EXERCISE REQUIREMENTS:
Restate each entry word for word, leaving nothing out.

WORKING DATA:
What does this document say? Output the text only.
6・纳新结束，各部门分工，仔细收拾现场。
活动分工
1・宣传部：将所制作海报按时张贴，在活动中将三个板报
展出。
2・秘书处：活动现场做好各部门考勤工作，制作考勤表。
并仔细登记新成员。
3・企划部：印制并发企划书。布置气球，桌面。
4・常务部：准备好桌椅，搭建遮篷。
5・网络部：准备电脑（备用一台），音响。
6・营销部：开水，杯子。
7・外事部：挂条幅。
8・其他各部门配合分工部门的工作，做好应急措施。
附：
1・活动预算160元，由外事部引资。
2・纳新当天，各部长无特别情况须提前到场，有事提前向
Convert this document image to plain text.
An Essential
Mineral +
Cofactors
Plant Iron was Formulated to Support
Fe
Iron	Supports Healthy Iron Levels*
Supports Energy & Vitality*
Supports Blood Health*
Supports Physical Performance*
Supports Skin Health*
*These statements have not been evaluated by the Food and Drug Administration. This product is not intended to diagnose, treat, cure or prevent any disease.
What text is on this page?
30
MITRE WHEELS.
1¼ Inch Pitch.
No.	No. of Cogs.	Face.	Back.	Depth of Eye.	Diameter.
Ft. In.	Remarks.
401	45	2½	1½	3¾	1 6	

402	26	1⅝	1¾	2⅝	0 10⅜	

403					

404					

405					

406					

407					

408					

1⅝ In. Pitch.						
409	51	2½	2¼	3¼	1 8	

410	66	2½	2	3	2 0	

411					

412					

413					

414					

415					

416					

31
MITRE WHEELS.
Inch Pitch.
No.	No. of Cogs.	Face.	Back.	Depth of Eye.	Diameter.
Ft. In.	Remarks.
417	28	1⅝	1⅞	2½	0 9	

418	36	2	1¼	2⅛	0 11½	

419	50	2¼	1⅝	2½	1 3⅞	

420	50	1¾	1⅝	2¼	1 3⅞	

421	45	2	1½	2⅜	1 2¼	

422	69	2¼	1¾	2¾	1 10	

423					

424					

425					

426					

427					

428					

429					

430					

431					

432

CORRECT RESPONSE:
What does this document say? Output the text only.
6・纳新结束，各部门分工，仔细收拾现场。
活动分工
1・宣传部：将所制作海报按时张贴，在活动中将三个板报
展出。
2・秘书处：活动现场做好各部门考勤工作，制作考勤表。
并仔细登记新成员。
3・企划部：印制并发企划书。布置气球，桌面。
4・常务部：准备好桌椅，搭建遮篷。
5・网络部：准备电脑（备用一台），音响。
6・营销部：开水，杯子。
7・外事部：挂条幅。
8・其他各部门配合分工部门的工作，做好应急措施。
附：
1・活动预算160元，由外事部引资。
2・纳新当天，各部长无特别情况须提前到场，有事提前向
Convert this document image to plain text.
An Essential
Mineral +
Cofactors
Plant Iron was Formulated to Support
Fe
Iron	Supports Healthy Iron Levels*
Supports Energy & Vitality*
Supports Blood Health*
Supports Physical Performance*
Supports Skin Health*
*These statements have not been evaluated by the Food and Drug Administration. This product is not intended to diagnose, treat, cure or prevent any disease.
What text is on this page?
30
MITRE WHEELS.
1¼ Inch Pitch.
No.	No. of Cogs.	Face.	Back.	Depth of Eye.	Diameter.
Ft. In.	Remarks.
401	45	2½	1½	3¾	1 6	

402	26	1⅝	1¾	2⅝	0 10⅜	

403					

404					

405					

406					

407					

408					

1⅝ In. Pitch.						
409	51	2½	2¼	3¼	1 8	

410	66	2½	2	3	2 0	

411					

412					

413					

414					

415					

416					

31
MITRE WHEELS.
Inch Pitch.
No.	No. of Cogs.	Face.	Back.	Depth of Eye.	Diameter.
Ft. In.	Remarks.
417	28	1⅝	1⅞	2½	0 9	

418	36	2	1¼	2⅛	0 11½	

419	50	2¼	1⅝	2½	1 3⅞	

420	50	1¾	1⅝	2¼	1 3⅞	

421	45	2	1½	2⅜	1 2¼	

422	69	2¼	1¾	2¾	1 10	

423					

424					

425					

426					

427					

428					

429					

430					

431					

432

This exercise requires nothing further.